[Task goal] Find all lines in the listing that include the word "Percentile", then copy them.

[Data rows]

+ + + + +

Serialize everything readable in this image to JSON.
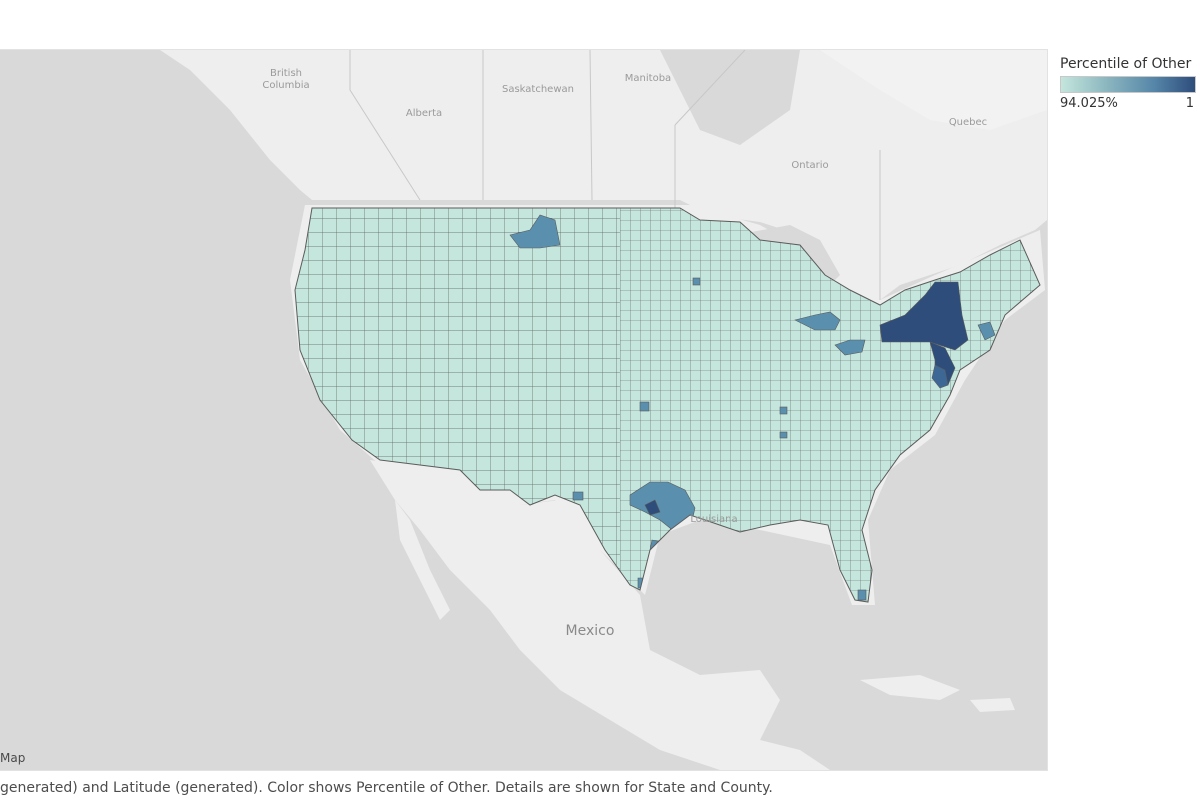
{
  "legend": {
    "title": "Percentile of Other",
    "min_label": "94.025%",
    "max_label": "1",
    "color_low": "#c4e6dc",
    "color_high": "#2e4d7b"
  },
  "colors": {
    "land": "#eeeeee",
    "water": "#d9d9d9",
    "base_fill": "#c4e6dc",
    "county_line": "#5b5b5b",
    "mid_fill": "#5a8fae",
    "high_fill": "#2e4d7b"
  },
  "map": {
    "credit": "Map",
    "places": {
      "british_columbia_1": "British",
      "british_columbia_2": "Columbia",
      "alberta": "Alberta",
      "saskatchewan": "Saskatchewan",
      "manitoba": "Manitoba",
      "ontario": "Ontario",
      "quebec": "Quebec",
      "mexico": "Mexico",
      "louisiana": "Louisiana"
    }
  },
  "caption": "generated) and Latitude (generated).  Color shows Percentile of Other.  Details are shown for State and County."
}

+ + + + +

[The response]
    "title": "Percentile of Other",
  "caption": "generated) and Latitude (generated).  Color shows Percentile of Other.  Details are shown for State and County."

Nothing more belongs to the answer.